TASK DATA:

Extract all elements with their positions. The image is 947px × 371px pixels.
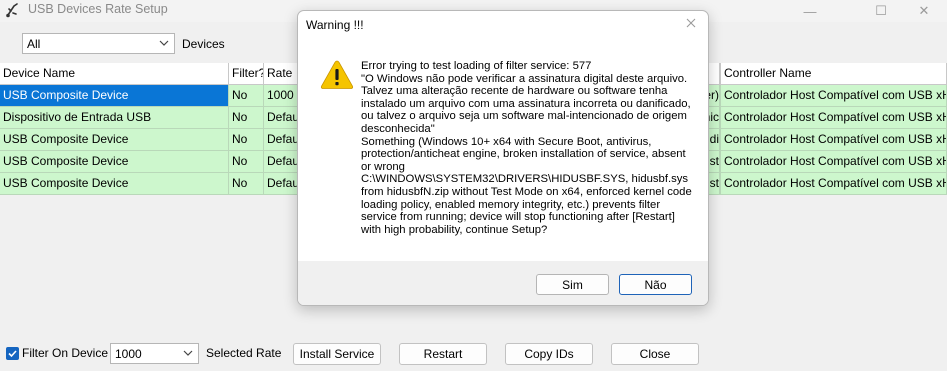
---
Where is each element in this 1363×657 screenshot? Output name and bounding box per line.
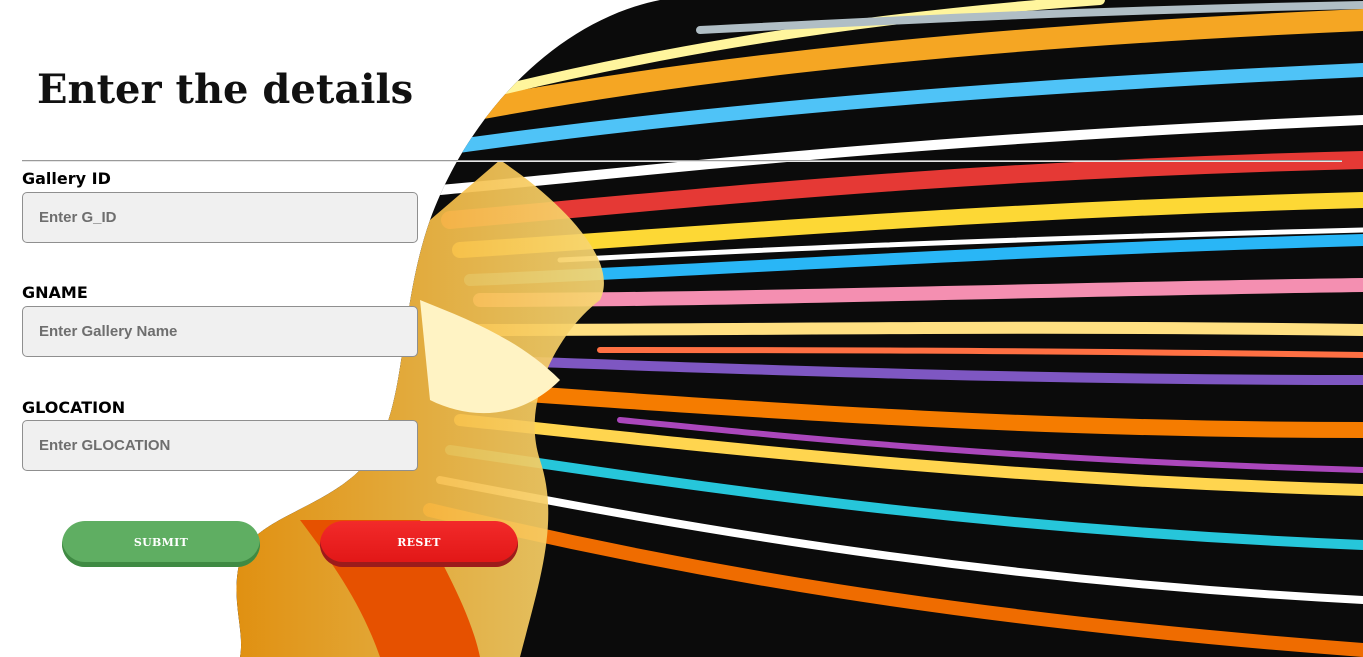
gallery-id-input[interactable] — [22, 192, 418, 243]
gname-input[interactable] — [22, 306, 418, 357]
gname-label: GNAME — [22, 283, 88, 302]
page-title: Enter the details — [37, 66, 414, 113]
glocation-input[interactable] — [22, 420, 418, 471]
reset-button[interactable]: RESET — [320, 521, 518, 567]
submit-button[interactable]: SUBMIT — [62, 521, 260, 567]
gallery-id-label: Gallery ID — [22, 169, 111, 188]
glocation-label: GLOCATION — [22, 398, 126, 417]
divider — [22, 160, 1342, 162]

SHORT PROBLEM:
Turn the part of the records above that opens with the line containing "Where is each" and closes with the line containing "divider — [22, 160, 1342, 162]" into a Markdown table with the columns Row and Text, giving each line its own numbered row and skipping blank lines. Leave the pictures out of the table.

OUTPUT OF THE TASK:
| Row | Text |
|---|---|
| 1 | Where is each element in this 1363×657 screenshot? Output name and bounding box per line. |
| 2 | gallery-id-input[interactable] — [22, 192, 418, 243] |
| 3 | gname-input[interactable] — [22, 306, 418, 357] |
| 4 | gname-label: GNAME — [22, 283, 88, 302] |
| 5 | page-title: Enter the details — [37, 66, 414, 113] |
| 6 | glocation-input[interactable] — [22, 420, 418, 471] |
| 7 | reset-button[interactable]: RESET — [320, 521, 518, 567] |
| 8 | submit-button[interactable]: SUBMIT — [62, 521, 260, 567] |
| 9 | gallery-id-label: Gallery ID — [22, 169, 111, 188] |
| 10 | glocation-label: GLOCATION — [22, 398, 126, 417] |
| 11 | divider — [22, 160, 1342, 162] |